(Collected data entries)
* START *
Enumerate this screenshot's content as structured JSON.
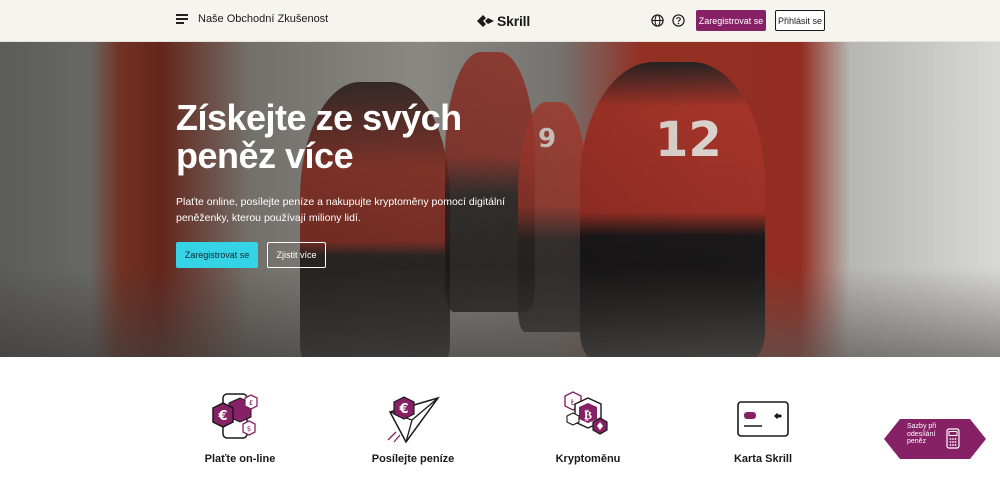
{
  "header": {
    "nav_label": "Naše Obchodní Zkušenost",
    "logo_text": "Skrill",
    "register_label": "Zaregistrovat se",
    "login_label": "Přihlásit se"
  },
  "hero": {
    "title": "Získejte ze svých peněz více",
    "subtitle": "Plaťte online, posílejte peníze a nakupujte kryptoměny pomocí digitální peněženky, kterou používají miliony lidí.",
    "register_label": "Zaregistrovat se",
    "more_label": "Zjistit více",
    "jersey_numbers": [
      "12",
      "9"
    ]
  },
  "features": [
    {
      "label": "Plaťte on-line",
      "icon": "pay-online-icon"
    },
    {
      "label": "Posílejte peníze",
      "icon": "send-money-icon"
    },
    {
      "label": "Kryptoměnu",
      "icon": "crypto-icon"
    },
    {
      "label": "Karta Skrill",
      "icon": "card-icon"
    }
  ],
  "fees_badge": {
    "label": "Sazby při odesílání peněz",
    "icon": "calculator-icon"
  },
  "colors": {
    "brand_purple": "#862165",
    "accent_cyan": "#34d3e6",
    "header_bg": "#f5f4ef"
  }
}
* END *
▸ **Work required**:
Make a word-for-word copy of the entries, without any pictures.

▸ **Task output**:
Enumerate this screenshot's content as structured JSON.
{
  "header": {
    "nav_label": "Naše Obchodní Zkušenost",
    "logo_text": "Skrill",
    "register_label": "Zaregistrovat se",
    "login_label": "Přihlásit se"
  },
  "hero": {
    "title": "Získejte ze svých peněz více",
    "subtitle": "Plaťte online, posílejte peníze a nakupujte kryptoměny pomocí digitální peněženky, kterou používají miliony lidí.",
    "register_label": "Zaregistrovat se",
    "more_label": "Zjistit více",
    "jersey_numbers": [
      "12",
      "9"
    ]
  },
  "features": [
    {
      "label": "Plaťte on-line",
      "icon": "pay-online-icon"
    },
    {
      "label": "Posílejte peníze",
      "icon": "send-money-icon"
    },
    {
      "label": "Kryptoměnu",
      "icon": "crypto-icon"
    },
    {
      "label": "Karta Skrill",
      "icon": "card-icon"
    }
  ],
  "fees_badge": {
    "label": "Sazby při odesílání peněz",
    "icon": "calculator-icon"
  },
  "colors": {
    "brand_purple": "#862165",
    "accent_cyan": "#34d3e6",
    "header_bg": "#f5f4ef"
  }
}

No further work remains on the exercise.